Pick out the lines below with "иному" and list them.

Stored items:

=-=-=-=-=

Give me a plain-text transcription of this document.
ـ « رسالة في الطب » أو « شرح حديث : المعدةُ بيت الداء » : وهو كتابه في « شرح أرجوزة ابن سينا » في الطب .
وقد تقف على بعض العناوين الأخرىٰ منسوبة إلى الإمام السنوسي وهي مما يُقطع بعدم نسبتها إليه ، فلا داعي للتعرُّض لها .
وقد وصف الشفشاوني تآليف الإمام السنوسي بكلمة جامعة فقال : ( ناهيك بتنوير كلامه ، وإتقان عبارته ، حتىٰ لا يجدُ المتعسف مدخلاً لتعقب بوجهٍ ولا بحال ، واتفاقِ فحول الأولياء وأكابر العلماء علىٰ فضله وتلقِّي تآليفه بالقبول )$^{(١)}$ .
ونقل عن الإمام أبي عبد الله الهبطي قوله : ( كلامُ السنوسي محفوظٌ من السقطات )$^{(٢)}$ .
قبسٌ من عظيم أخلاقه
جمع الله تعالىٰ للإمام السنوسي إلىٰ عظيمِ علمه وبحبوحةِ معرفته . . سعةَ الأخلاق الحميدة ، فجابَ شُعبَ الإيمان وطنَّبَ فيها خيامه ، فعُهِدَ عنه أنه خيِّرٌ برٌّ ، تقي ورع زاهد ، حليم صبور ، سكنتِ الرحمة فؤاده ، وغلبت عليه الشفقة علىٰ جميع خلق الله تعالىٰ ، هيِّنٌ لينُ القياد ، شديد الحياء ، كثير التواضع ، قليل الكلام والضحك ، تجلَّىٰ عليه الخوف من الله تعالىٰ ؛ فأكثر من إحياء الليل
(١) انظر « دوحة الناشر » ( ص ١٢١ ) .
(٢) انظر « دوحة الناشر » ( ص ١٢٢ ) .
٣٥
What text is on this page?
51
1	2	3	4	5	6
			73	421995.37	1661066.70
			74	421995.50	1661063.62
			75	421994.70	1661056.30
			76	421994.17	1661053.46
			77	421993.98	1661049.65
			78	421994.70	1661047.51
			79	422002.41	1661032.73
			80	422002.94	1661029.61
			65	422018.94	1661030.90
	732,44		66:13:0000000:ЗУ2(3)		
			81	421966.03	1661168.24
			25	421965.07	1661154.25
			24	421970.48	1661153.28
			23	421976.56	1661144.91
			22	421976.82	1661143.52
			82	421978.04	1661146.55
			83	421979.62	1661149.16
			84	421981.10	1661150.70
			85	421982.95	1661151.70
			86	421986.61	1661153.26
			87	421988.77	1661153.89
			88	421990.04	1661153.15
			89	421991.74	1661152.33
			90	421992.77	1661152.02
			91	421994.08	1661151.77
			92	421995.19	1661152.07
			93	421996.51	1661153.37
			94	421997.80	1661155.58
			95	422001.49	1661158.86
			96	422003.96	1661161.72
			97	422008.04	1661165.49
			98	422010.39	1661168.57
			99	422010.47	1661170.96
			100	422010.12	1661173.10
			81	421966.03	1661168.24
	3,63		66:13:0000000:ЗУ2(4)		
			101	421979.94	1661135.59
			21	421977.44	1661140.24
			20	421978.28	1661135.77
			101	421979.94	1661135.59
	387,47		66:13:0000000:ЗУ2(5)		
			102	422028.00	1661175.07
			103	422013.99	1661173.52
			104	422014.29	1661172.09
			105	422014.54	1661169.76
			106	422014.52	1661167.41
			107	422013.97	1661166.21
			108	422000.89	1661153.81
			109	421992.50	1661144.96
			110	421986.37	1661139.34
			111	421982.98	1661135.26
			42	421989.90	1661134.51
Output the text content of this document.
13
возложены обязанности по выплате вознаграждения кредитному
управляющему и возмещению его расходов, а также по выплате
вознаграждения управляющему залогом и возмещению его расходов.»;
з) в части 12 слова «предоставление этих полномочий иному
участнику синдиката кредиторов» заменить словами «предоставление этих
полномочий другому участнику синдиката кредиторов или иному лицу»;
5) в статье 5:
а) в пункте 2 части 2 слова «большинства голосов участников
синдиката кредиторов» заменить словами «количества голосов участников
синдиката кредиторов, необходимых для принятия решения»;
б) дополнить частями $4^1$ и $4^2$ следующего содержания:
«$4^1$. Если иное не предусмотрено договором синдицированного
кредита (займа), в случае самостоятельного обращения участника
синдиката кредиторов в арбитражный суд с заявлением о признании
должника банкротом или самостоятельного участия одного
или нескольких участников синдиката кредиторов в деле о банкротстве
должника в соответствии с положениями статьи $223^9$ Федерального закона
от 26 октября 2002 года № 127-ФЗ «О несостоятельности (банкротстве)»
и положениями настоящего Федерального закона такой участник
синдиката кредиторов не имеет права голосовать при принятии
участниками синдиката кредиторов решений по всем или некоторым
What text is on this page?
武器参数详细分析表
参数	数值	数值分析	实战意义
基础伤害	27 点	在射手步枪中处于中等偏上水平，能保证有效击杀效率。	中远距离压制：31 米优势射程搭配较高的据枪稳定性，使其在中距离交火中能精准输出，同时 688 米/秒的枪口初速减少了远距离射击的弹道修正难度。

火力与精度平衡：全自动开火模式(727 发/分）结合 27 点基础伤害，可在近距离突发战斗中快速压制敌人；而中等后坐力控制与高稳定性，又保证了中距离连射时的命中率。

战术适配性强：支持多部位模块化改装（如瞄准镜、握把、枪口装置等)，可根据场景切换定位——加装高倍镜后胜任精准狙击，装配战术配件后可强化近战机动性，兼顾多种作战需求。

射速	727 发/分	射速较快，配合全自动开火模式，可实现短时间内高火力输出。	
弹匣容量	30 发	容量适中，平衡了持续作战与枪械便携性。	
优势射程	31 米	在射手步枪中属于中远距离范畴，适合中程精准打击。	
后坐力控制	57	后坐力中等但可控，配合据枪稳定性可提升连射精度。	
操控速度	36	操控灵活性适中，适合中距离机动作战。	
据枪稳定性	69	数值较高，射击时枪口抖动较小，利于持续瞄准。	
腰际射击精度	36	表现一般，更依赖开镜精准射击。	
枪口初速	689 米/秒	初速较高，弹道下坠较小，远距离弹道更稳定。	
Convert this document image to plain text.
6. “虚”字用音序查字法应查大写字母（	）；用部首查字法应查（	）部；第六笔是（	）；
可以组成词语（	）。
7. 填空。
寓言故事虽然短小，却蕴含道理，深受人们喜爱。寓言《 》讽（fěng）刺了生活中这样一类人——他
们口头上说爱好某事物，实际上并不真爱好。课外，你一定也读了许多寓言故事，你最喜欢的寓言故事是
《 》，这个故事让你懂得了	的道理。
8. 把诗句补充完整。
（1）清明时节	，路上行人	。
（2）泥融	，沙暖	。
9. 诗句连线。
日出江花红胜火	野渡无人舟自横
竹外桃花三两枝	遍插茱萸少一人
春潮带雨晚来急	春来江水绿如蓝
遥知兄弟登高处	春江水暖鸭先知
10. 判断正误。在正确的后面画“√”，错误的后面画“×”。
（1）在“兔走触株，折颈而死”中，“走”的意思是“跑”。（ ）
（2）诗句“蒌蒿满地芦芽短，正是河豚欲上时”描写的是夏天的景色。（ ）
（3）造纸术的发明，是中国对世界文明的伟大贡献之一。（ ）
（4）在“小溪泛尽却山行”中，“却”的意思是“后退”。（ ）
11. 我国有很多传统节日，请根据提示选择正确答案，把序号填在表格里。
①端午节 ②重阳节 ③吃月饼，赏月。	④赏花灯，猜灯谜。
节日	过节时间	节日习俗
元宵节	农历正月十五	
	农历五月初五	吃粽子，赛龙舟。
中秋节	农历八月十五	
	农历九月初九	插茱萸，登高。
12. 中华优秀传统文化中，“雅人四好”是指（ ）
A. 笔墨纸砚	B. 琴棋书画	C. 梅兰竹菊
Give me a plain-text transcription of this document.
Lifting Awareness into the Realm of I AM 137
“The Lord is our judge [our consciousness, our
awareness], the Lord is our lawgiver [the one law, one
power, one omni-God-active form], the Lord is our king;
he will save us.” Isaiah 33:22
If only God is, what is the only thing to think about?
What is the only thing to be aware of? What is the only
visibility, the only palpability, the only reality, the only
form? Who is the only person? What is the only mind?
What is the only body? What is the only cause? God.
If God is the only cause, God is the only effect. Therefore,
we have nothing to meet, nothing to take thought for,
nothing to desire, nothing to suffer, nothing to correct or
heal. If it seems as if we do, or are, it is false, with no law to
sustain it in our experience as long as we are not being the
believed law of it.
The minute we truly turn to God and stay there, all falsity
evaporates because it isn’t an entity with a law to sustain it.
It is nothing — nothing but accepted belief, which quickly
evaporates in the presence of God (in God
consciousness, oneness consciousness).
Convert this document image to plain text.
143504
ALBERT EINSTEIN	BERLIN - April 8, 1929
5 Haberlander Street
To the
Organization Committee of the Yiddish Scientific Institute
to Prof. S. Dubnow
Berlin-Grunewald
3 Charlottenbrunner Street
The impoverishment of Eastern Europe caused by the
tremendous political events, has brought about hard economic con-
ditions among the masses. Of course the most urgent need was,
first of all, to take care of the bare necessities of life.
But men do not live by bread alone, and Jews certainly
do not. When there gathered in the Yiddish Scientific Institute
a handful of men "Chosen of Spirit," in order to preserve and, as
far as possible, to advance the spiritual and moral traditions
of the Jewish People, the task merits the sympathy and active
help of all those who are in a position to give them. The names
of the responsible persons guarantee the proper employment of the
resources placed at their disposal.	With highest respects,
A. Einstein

=-=-=-=-=

**Output for this task**
з) в части 12 слова «предоставление этих полномочий иному
полномочий другому участнику синдиката кредиторов или иному лицу»;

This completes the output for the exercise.